• STORED DATA
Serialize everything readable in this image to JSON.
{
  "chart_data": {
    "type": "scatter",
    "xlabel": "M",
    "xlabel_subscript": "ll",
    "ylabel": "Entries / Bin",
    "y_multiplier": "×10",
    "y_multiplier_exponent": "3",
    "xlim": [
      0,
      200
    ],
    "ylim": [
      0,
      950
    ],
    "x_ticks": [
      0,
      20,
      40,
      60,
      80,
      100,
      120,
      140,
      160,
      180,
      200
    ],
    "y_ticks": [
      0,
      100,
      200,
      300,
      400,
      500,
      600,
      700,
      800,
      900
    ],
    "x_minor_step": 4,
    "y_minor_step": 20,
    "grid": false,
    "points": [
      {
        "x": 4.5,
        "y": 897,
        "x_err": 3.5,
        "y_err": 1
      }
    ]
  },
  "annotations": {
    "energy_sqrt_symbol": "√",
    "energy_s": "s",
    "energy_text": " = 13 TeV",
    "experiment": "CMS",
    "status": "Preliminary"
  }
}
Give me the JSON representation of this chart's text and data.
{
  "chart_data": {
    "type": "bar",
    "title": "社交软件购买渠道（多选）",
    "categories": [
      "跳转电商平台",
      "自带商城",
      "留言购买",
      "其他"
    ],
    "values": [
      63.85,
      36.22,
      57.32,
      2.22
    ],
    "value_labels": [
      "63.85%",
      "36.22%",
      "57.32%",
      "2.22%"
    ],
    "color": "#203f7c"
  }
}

• TO DO
Reproduce the lines word for word, starting at the one holding "Give me the" and ending at the final line of the material above.

• WORKED SOLUTION
Give me the JSON representation of this chart's text and data.
{
  "chart_data": {
    "type": "bar",
    "title": "社交软件购买渠道（多选）",
    "categories": [
      "跳转电商平台",
      "自带商城",
      "留言购买",
      "其他"
    ],
    "values": [
      63.85,
      36.22,
      57.32,
      2.22
    ],
    "value_labels": [
      "63.85%",
      "36.22%",
      "57.32%",
      "2.22%"
    ],
    "color": "#203f7c"
  }
}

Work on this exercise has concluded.